Pick out every line with the word "label" and copy it.

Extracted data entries
※
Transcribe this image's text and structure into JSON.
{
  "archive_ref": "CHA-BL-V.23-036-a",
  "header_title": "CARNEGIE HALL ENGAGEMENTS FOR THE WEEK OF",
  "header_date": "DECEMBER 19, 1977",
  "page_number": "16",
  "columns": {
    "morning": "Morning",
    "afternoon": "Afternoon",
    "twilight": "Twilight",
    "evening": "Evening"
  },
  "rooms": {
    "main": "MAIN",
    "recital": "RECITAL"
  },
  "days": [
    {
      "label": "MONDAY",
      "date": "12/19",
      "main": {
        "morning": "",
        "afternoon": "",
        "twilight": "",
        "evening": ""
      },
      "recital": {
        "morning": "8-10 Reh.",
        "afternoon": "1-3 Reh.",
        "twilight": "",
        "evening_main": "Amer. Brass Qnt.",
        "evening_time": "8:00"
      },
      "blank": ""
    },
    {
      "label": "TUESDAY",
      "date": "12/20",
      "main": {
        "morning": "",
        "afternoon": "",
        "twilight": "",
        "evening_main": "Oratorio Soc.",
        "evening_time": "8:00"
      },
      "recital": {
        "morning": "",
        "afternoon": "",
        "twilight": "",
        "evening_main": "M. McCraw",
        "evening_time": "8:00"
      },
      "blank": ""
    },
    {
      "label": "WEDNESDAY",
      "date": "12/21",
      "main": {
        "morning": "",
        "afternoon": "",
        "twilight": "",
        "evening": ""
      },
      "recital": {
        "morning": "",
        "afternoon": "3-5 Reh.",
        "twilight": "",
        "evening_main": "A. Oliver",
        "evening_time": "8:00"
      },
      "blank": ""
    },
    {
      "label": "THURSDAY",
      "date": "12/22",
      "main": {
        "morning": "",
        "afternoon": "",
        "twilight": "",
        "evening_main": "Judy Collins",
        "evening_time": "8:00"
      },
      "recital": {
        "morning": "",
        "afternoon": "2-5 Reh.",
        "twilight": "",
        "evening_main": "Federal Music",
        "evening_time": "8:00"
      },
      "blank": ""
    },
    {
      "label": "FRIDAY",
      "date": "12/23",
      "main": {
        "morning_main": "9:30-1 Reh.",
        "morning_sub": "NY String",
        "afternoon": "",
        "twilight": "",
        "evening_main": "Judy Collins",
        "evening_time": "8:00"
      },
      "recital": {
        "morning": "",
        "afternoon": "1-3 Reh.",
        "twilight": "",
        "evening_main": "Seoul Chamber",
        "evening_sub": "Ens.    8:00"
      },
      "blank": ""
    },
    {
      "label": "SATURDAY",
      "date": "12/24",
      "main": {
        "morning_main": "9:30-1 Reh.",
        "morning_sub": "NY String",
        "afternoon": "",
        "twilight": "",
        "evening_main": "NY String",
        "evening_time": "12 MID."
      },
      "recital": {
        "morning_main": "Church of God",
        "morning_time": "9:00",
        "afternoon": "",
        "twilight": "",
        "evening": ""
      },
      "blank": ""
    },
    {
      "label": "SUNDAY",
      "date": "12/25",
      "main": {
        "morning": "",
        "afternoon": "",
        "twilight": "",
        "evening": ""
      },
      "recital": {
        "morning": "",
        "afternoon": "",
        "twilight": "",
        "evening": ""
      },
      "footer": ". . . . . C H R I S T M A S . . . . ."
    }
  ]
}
※
§ Output below:
      "label": "MONDAY",
      "label": "TUESDAY",
      "label": "WEDNESDAY",
      "label": "THURSDAY",
      "label": "FRIDAY",
      "label": "SATURDAY",
      "label": "SUNDAY",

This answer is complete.